**GIVEN PASSAGE:**
Question

Derivation for Cp-Cv=R​

Answer 1

From the equation q = n C ∆T, we can say:

At constant pressure P, we have

qP = n CP∆T

This value is equal to the change in enthalpy, that is,

qP = n CP∆T = ∆H

Similarly, at constant volume V, we have

qV = n CV∆T

This value is equal to the change in internal energy, that is,

qV = n CV∆T = ∆U

We know that for one mole (n=1) of an ideal gas,

∆H = ∆U + ∆(pV ) = ∆U + ∆(RT) = ∆U + R ∆T

Therefore, ∆H = ∆U + R ∆T

Substituting the values of ∆H and ∆U from above in the former equation,

CP∆T = CV∆T + R ∆T

CP = CV + R

CP – CV = R

Answer 2

Answer:

From first law of thermodynamics :

Δ q = Δ u + p Δ v

For constant volume i.e. Δ v = 0

Δ q = Δ u

Now divide by Δ T both side

Δ q / Δ T = Δ u / Δ T    For constant volume :

$\displaystyle{\text{C}_v}$ = Δ u / Δ T .... ( i )

**PROVIDED INFORMATION:**
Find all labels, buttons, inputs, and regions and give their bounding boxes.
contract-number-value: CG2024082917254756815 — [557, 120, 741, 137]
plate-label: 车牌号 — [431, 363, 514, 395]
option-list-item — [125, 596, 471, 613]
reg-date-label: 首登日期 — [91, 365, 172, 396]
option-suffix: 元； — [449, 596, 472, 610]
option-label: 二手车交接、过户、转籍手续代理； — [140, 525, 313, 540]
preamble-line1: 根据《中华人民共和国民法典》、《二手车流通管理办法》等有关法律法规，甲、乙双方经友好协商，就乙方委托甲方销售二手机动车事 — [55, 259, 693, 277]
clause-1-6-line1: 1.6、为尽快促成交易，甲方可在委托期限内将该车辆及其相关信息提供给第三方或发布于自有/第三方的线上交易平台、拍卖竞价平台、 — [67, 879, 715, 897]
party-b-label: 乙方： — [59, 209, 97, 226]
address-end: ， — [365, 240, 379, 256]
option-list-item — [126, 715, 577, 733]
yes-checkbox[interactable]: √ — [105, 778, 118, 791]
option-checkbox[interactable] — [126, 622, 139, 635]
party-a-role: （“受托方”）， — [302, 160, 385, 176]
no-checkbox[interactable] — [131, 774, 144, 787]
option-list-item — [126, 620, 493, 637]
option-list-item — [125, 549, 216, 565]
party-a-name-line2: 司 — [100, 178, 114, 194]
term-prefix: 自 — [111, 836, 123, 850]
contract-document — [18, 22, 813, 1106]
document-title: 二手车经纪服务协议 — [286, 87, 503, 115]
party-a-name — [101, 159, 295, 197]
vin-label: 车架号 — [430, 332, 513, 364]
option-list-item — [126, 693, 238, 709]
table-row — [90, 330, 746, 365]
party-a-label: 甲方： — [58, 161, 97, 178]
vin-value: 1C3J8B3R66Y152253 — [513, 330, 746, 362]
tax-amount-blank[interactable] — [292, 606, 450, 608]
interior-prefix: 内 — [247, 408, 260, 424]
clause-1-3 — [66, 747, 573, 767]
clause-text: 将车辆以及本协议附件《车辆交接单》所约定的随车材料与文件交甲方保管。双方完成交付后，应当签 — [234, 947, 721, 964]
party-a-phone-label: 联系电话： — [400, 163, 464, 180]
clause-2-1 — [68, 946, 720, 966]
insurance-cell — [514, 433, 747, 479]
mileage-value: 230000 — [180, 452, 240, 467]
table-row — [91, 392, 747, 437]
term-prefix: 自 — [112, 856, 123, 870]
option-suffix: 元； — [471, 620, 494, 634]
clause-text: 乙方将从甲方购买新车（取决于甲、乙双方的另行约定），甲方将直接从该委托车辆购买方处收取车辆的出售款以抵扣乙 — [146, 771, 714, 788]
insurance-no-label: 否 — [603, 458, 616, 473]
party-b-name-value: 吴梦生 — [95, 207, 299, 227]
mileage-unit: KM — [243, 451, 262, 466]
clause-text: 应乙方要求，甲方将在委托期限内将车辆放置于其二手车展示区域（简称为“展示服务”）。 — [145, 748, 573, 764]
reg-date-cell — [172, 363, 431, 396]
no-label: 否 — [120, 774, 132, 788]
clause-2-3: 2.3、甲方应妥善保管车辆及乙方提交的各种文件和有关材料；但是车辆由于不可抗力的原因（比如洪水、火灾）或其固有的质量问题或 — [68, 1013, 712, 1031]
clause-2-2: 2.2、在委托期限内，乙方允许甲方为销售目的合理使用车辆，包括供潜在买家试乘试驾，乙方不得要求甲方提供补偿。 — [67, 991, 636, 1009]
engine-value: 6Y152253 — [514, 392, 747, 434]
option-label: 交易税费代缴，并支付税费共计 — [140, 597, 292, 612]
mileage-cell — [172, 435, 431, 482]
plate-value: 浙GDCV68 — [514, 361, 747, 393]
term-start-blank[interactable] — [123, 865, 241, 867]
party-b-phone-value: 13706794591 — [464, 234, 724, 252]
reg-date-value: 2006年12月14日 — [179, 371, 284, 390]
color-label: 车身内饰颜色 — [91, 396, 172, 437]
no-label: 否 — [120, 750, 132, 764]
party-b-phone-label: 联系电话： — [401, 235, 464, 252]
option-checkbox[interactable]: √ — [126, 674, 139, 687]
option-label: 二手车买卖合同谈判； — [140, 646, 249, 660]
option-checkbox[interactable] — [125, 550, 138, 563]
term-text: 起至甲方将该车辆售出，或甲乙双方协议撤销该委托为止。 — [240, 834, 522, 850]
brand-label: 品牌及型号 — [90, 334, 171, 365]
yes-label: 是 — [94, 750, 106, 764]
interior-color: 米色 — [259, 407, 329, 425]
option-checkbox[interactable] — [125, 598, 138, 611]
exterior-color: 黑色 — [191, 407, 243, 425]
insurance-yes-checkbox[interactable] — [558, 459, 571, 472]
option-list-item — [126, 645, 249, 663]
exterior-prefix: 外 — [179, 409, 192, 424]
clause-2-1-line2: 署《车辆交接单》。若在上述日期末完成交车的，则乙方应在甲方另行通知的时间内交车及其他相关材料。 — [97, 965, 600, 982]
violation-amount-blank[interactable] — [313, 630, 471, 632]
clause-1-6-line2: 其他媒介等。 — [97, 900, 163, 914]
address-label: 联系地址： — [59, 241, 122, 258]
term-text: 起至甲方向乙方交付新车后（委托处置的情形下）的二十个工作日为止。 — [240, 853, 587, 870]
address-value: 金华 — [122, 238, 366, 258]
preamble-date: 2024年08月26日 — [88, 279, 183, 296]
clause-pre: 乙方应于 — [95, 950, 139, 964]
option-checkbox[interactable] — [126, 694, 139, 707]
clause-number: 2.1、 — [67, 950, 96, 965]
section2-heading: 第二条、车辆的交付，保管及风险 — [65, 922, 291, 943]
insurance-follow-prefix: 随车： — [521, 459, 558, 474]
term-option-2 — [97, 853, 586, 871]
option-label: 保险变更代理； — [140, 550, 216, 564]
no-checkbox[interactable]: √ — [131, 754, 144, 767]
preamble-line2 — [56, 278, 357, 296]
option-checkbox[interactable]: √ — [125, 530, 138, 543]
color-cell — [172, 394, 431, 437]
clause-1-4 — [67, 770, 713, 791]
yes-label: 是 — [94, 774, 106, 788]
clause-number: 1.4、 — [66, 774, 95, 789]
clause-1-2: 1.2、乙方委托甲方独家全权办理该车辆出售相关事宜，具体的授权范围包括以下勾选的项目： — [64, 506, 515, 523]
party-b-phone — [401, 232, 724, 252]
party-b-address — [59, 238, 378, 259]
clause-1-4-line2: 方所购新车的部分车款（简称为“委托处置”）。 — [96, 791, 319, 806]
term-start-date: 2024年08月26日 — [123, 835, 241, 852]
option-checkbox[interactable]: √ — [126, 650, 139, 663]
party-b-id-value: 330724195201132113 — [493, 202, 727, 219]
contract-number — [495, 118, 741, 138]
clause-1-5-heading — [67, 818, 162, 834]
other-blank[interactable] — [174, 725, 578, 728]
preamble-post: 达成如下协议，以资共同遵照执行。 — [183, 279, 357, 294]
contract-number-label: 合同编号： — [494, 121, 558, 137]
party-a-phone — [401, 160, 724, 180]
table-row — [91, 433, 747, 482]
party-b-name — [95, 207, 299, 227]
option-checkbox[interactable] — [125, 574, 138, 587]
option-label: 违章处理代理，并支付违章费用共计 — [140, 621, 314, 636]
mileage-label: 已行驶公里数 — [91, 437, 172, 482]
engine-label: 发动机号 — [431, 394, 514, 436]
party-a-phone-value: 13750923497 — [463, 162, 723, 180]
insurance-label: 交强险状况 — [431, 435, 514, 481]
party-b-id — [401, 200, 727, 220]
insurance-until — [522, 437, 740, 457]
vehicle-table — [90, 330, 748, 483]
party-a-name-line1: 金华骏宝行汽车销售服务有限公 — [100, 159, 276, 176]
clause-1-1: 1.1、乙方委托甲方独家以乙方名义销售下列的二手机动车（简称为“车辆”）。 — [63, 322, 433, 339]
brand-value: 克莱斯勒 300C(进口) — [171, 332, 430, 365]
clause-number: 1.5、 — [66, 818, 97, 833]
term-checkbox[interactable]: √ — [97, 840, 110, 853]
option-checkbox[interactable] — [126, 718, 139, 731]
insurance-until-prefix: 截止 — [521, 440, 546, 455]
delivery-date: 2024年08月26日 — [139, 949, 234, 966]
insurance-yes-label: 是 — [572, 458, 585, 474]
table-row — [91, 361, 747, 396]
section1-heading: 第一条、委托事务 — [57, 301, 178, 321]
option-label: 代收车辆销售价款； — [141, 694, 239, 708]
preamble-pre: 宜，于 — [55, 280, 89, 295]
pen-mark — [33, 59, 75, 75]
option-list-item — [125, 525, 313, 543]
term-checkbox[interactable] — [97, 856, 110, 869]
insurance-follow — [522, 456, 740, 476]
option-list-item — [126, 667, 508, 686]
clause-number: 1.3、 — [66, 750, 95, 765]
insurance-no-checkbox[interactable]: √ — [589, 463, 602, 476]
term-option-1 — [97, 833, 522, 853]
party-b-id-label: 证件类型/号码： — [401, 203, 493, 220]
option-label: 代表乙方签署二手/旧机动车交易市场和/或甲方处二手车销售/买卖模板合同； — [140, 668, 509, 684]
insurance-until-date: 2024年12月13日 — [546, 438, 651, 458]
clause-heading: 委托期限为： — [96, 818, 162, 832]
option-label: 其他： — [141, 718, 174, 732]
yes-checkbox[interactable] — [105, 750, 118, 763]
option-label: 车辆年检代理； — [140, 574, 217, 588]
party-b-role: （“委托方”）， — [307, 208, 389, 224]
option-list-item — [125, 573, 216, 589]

**TASKS FOR THIS EXERCISE:**
1) Based on the Cp–Cv derivation, say whether each statement agrees with it, answering yes or no and quoting the words that decide it: (a) In the first answer, heat supplied at constant pressure equals the change in enthalpy. (b) The first answer carries out its derivation for two moles of an ideal gas. (c) The second answer sets Δ v to zero for the case of constant pressure.
2) Swap "option-list-item" for "choice-row" in the records, starting with the first line and going on through the line with "party-b-label: 乙方： — [59, 209, 97, 226]", and give only those lines, otherwise unchanged.
The Cp–Cv derivation and the records are unrelated material.

**TASK-BY-TASK SOLUTIONS:**
1)
(a) Yes: "This value is equal to the change in enthalpy"
(b) No: "for one mole (n=1) of an ideal gas"
(c) No: "For constant volume i.e. Δ v = 0"

2)
Find all labels, buttons, inputs, and regions and give their bounding boxes.
contract-number-value: CG2024082917254756815 — [557, 120, 741, 137]
plate-label: 车牌号 — [431, 363, 514, 395]
choice-row — [125, 596, 471, 613]
reg-date-label: 首登日期 — [91, 365, 172, 396]
option-suffix: 元； — [449, 596, 472, 610]
option-label: 二手车交接、过户、转籍手续代理； — [140, 525, 313, 540]
preamble-line1: 根据《中华人民共和国民法典》、《二手车流通管理办法》等有关法律法规，甲、乙双方经友好协商，就乙方委托甲方销售二手机动车事 — [55, 259, 693, 277]
clause-1-6-line1: 1.6、为尽快促成交易，甲方可在委托期限内将该车辆及其相关信息提供给第三方或发布于自有/第三方的线上交易平台、拍卖竞价平台、 — [67, 879, 715, 897]
party-b-label: 乙方： — [59, 209, 97, 226]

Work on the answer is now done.